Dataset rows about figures
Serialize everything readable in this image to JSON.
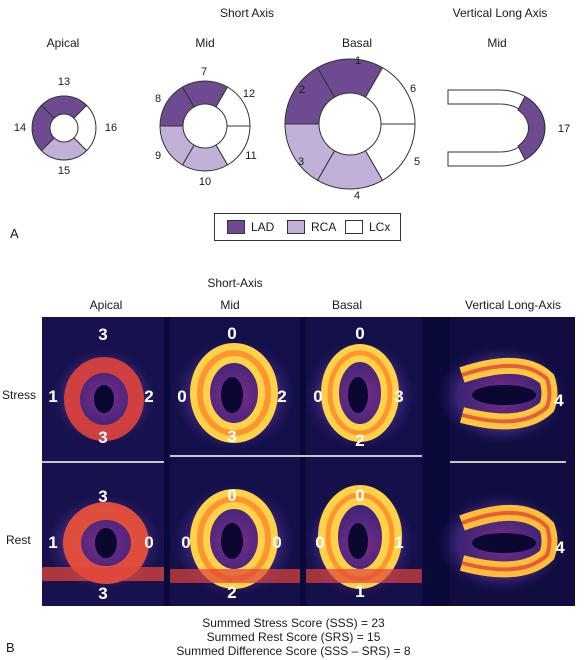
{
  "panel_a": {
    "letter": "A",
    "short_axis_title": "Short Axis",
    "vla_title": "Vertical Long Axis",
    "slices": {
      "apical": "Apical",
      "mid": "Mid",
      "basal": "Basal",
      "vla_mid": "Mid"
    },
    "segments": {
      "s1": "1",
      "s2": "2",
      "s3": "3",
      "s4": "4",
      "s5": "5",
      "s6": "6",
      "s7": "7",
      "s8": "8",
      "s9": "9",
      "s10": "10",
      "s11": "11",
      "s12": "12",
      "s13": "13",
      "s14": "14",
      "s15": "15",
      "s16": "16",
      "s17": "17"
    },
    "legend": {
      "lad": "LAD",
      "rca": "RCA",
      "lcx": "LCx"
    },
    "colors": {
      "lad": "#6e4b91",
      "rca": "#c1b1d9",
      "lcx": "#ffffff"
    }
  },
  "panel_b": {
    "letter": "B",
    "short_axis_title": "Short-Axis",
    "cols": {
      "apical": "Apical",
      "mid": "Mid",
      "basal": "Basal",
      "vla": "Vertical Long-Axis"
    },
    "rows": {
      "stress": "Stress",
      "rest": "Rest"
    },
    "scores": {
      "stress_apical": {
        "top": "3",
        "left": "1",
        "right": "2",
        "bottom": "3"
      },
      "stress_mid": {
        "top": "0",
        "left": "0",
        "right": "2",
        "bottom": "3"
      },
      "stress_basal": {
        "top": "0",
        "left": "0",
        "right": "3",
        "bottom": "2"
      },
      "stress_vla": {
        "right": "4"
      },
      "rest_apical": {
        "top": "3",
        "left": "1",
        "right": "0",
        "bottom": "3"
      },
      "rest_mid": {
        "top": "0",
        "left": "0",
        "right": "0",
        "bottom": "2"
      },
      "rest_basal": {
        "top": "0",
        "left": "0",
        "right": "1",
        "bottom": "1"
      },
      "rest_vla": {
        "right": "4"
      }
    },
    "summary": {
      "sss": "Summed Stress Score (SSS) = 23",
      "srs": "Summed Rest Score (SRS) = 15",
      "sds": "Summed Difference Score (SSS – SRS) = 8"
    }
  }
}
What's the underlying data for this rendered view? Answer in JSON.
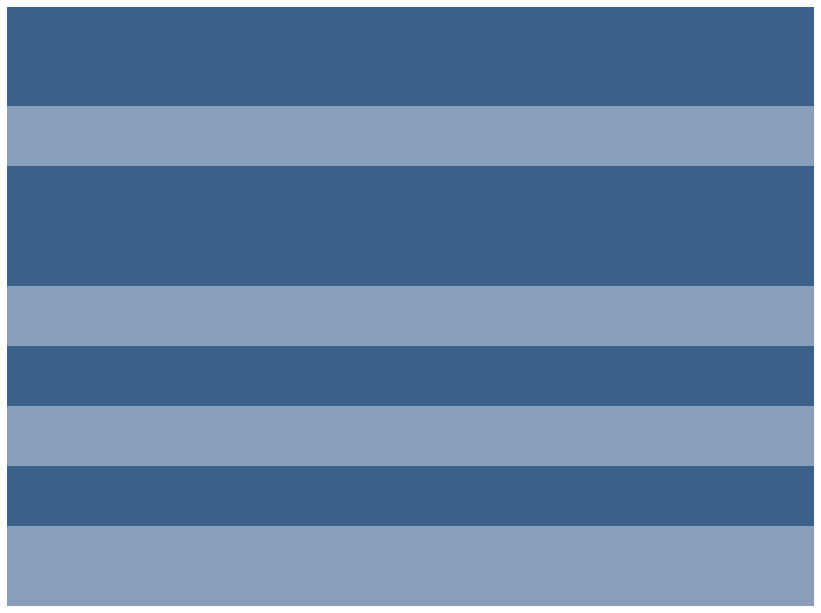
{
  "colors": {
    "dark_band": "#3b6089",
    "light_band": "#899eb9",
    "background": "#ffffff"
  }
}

## What the task asks
Print all of the entries word for word. Skip any images they contain.

## Answer to this exercise
Serialize everything readable in this image to JSON.
{
  "panel_a": {
    "letter": "A",
    "short_axis_title": "Short Axis",
    "vla_title": "Vertical Long Axis",
    "slices": {
      "apical": "Apical",
      "mid": "Mid",
      "basal": "Basal",
      "vla_mid": "Mid"
    },
    "segments": {
      "s1": "1",
      "s2": "2",
      "s3": "3",
      "s4": "4",
      "s5": "5",
      "s6": "6",
      "s7": "7",
      "s8": "8",
      "s9": "9",
      "s10": "10",
      "s11": "11",
      "s12": "12",
      "s13": "13",
      "s14": "14",
      "s15": "15",
      "s16": "16",
      "s17": "17"
    },
    "legend": {
      "lad": "LAD",
      "rca": "RCA",
      "lcx": "LCx"
    },
    "colors": {
      "lad": "#6e4b91",
      "rca": "#c1b1d9",
      "lcx": "#ffffff"
    }
  },
  "panel_b": {
    "letter": "B",
    "short_axis_title": "Short-Axis",
    "cols": {
      "apical": "Apical",
      "mid": "Mid",
      "basal": "Basal",
      "vla": "Vertical Long-Axis"
    },
    "rows": {
      "stress": "Stress",
      "rest": "Rest"
    },
    "scores": {
      "stress_apical": {
        "top": "3",
        "left": "1",
        "right": "2",
        "bottom": "3"
      },
      "stress_mid": {
        "top": "0",
        "left": "0",
        "right": "2",
        "bottom": "3"
      },
      "stress_basal": {
        "top": "0",
        "left": "0",
        "right": "3",
        "bottom": "2"
      },
      "stress_vla": {
        "right": "4"
      },
      "rest_apical": {
        "top": "3",
        "left": "1",
        "right": "0",
        "bottom": "3"
      },
      "rest_mid": {
        "top": "0",
        "left": "0",
        "right": "0",
        "bottom": "2"
      },
      "rest_basal": {
        "top": "0",
        "left": "0",
        "right": "1",
        "bottom": "1"
      },
      "rest_vla": {
        "right": "4"
      }
    },
    "summary": {
      "sss": "Summed Stress Score (SSS) = 23",
      "srs": "Summed Rest Score (SRS) = 15",
      "sds": "Summed Difference Score (SSS – SRS) = 8"
    }
  }
}
What's the underlying data for this rendered view? Answer in JSON.
{
  "colors": {
    "dark_band": "#3b6089",
    "light_band": "#899eb9",
    "background": "#ffffff"
  }
}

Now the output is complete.